* YOUR GOAL *
Of all the lines here, how many include the string "中科电气"? Answer with the number only.

Stored data:

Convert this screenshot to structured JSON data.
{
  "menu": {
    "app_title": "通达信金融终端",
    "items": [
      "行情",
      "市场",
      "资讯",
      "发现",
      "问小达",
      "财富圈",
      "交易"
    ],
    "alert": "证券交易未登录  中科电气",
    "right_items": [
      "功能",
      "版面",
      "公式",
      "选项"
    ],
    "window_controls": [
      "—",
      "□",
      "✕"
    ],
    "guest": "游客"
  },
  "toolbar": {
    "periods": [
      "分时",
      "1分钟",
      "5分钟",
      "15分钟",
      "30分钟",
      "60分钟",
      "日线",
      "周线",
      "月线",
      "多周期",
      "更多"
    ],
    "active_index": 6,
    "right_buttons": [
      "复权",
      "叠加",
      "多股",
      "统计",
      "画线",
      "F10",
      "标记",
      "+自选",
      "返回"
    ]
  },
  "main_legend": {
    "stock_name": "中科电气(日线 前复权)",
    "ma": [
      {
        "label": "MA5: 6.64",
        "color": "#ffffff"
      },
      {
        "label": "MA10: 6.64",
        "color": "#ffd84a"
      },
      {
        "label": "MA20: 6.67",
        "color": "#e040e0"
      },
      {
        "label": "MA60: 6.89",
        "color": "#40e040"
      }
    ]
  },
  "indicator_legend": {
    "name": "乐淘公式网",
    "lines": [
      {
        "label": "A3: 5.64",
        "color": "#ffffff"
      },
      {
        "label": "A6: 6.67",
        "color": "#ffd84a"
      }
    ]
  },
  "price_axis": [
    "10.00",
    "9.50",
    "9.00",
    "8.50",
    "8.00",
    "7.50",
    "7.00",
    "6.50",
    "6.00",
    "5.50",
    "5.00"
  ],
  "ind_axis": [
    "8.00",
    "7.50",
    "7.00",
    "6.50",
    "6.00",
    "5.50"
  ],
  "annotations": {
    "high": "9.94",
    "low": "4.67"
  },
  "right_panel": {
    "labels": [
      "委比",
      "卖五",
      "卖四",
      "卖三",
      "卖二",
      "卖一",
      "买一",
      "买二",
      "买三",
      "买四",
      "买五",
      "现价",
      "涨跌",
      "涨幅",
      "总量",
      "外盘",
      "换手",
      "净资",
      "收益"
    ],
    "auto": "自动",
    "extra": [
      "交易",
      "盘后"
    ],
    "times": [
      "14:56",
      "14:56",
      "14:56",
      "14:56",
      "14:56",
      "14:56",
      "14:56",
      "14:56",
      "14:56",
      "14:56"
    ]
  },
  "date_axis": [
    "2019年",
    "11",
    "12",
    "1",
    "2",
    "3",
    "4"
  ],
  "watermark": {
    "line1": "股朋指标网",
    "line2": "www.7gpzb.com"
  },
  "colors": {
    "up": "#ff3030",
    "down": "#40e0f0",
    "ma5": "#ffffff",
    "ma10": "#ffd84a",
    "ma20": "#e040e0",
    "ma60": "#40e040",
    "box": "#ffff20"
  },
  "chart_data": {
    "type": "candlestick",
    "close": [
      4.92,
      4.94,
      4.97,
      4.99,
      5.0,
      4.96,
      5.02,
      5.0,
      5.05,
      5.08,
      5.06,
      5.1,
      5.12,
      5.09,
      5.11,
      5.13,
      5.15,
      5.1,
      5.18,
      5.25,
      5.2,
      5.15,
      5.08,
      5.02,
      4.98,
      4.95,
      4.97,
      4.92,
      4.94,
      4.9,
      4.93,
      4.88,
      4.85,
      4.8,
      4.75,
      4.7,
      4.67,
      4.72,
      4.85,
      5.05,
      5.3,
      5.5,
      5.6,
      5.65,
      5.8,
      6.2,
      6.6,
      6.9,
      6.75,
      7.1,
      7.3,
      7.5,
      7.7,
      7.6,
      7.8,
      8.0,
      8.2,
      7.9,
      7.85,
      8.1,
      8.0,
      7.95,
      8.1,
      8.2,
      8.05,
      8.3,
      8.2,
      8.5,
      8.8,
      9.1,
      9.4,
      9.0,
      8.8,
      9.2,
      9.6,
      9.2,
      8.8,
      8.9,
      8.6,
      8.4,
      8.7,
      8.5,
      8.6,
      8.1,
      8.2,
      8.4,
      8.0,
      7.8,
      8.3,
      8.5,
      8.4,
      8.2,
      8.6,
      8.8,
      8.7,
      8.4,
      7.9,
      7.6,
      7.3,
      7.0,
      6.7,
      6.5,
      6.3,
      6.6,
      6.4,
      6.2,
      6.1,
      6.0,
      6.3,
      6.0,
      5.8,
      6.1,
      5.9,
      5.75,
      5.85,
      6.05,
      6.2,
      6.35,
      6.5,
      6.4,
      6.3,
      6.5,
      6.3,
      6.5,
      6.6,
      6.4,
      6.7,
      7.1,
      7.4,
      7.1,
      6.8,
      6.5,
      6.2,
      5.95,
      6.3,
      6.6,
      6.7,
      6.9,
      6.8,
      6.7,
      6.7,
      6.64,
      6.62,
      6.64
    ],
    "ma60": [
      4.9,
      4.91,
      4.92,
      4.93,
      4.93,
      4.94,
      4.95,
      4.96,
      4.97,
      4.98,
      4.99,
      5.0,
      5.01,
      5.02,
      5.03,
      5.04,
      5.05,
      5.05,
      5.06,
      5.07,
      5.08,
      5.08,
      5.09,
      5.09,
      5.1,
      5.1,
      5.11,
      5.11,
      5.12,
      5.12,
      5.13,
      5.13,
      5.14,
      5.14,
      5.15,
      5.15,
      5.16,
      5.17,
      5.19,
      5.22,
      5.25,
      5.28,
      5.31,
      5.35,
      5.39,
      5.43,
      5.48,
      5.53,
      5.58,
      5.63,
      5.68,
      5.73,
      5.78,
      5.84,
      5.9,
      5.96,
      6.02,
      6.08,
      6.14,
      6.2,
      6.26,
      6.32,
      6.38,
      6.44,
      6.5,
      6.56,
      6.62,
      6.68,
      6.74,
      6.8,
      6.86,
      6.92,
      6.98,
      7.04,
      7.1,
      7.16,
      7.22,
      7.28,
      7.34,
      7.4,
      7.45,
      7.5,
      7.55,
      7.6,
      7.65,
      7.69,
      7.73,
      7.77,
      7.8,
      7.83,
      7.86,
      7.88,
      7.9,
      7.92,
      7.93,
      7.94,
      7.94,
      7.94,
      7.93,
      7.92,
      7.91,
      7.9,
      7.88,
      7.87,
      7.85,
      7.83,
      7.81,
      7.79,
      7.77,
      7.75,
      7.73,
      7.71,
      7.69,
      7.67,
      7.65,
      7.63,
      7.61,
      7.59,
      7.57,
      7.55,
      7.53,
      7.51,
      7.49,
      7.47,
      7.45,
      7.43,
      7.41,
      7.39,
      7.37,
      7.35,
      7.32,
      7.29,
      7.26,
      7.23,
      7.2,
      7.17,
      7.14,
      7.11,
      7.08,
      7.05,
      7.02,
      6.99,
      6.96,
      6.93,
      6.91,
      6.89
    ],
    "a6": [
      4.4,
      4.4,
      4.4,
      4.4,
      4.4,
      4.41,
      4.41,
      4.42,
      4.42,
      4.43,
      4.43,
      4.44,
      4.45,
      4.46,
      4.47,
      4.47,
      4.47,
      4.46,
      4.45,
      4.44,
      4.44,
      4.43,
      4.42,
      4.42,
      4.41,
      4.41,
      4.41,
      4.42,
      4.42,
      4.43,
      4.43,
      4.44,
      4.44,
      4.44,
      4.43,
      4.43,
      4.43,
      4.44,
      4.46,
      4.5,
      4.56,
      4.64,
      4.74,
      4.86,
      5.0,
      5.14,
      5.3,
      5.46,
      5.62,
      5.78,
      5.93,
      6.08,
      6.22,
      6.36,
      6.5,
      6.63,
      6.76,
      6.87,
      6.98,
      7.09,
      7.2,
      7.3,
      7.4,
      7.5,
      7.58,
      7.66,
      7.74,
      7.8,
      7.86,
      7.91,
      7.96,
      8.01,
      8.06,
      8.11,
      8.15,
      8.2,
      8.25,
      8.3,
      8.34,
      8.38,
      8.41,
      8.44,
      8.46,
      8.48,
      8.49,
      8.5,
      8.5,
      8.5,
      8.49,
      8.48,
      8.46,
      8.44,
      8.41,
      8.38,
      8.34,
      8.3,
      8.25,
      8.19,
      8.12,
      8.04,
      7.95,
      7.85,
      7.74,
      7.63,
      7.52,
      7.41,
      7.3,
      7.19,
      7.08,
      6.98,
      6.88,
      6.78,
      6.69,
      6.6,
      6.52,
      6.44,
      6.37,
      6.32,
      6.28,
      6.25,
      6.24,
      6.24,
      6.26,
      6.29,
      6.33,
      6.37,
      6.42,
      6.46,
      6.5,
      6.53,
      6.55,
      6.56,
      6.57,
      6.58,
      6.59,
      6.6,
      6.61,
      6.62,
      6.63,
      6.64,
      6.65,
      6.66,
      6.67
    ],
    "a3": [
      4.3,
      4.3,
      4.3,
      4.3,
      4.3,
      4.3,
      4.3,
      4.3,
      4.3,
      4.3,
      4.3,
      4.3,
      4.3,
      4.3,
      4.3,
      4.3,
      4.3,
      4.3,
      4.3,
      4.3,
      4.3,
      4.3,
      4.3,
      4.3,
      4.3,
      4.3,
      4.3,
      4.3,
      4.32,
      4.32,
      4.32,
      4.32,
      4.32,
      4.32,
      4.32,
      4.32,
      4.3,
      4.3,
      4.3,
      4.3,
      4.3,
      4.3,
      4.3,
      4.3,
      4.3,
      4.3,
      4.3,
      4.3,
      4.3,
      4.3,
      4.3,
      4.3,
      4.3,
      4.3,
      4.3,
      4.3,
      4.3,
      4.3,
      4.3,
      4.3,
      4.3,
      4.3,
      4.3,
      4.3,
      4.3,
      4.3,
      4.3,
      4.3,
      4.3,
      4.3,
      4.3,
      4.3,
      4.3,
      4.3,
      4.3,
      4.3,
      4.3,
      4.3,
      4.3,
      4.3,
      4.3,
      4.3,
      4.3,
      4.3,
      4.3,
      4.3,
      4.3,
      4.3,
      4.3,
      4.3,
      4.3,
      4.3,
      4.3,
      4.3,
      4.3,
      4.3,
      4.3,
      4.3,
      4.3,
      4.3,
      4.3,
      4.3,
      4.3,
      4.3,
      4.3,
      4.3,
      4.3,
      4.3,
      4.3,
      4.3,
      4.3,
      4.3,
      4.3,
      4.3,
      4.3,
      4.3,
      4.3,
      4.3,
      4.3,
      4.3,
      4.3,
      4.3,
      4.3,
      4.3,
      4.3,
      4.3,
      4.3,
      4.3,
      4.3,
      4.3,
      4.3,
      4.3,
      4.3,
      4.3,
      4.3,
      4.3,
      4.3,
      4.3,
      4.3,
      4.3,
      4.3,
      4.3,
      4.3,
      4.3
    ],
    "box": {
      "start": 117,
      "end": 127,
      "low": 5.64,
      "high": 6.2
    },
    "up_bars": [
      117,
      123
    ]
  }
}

* THE COMPLETED TASK *
2